Aim
Locate the lines that hold the string "color". Copy every such line.
↓
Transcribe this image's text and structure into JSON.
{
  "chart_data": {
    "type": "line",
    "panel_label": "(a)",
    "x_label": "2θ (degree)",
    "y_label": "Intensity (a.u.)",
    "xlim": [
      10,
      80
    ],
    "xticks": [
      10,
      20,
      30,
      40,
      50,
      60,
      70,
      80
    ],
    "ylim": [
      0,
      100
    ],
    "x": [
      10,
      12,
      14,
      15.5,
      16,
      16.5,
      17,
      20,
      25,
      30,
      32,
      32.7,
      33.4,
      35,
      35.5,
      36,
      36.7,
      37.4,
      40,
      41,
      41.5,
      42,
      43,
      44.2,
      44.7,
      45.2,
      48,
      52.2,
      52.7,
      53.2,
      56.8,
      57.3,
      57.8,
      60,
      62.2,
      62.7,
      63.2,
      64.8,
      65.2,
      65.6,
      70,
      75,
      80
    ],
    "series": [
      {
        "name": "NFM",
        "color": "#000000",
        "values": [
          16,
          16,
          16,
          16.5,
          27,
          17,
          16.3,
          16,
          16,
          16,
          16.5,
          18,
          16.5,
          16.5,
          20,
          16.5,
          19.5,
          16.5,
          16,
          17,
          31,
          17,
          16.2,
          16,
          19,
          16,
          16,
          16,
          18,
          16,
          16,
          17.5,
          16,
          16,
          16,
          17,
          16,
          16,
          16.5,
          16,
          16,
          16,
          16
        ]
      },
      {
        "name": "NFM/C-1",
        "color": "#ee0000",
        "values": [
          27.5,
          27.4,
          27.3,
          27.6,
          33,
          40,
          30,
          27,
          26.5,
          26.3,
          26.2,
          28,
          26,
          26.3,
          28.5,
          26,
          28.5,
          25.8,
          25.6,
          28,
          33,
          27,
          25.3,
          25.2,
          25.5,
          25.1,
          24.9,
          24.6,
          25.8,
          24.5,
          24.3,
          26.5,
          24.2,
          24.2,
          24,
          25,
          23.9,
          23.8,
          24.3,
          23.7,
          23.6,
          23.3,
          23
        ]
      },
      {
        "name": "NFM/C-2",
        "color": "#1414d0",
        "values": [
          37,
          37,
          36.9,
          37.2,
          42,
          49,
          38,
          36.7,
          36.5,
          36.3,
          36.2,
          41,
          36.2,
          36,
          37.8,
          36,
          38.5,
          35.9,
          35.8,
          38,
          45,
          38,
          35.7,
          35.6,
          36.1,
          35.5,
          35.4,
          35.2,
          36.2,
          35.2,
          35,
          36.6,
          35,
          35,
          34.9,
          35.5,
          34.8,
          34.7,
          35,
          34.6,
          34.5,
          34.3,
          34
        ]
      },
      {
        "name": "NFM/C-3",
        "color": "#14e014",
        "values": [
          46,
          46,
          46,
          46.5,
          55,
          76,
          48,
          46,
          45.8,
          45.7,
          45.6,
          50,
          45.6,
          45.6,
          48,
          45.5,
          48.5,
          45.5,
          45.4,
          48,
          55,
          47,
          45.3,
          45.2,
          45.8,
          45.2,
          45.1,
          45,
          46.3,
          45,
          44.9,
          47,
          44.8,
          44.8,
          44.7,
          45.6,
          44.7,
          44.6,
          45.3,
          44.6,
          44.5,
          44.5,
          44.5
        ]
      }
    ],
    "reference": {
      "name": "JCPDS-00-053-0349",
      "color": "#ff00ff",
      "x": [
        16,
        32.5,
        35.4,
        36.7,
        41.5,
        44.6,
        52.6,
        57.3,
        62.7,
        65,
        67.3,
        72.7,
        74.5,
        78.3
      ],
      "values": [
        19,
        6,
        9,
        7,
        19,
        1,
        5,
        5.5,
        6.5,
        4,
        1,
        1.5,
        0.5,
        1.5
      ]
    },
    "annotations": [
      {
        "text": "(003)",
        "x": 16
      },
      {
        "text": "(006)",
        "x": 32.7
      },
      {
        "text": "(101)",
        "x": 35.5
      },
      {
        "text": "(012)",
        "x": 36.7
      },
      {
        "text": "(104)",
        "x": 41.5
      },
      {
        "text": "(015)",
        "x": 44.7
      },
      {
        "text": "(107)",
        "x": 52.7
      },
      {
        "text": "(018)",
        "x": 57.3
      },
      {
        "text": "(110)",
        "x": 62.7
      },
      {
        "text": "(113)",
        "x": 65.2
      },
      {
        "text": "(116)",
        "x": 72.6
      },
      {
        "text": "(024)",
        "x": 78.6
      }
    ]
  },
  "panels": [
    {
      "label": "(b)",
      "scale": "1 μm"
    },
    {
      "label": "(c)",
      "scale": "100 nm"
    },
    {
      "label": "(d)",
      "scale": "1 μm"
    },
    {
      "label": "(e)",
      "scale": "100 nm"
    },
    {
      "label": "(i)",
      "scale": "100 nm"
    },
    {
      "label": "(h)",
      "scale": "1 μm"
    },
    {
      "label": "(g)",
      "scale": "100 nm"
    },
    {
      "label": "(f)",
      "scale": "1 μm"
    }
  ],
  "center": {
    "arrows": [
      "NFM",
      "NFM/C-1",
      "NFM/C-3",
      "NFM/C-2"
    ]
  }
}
↑
Complete response
        "color": "#000000",
        "color": "#ee0000",
        "color": "#1414d0",
        "color": "#14e014",
      "color": "#ff00ff",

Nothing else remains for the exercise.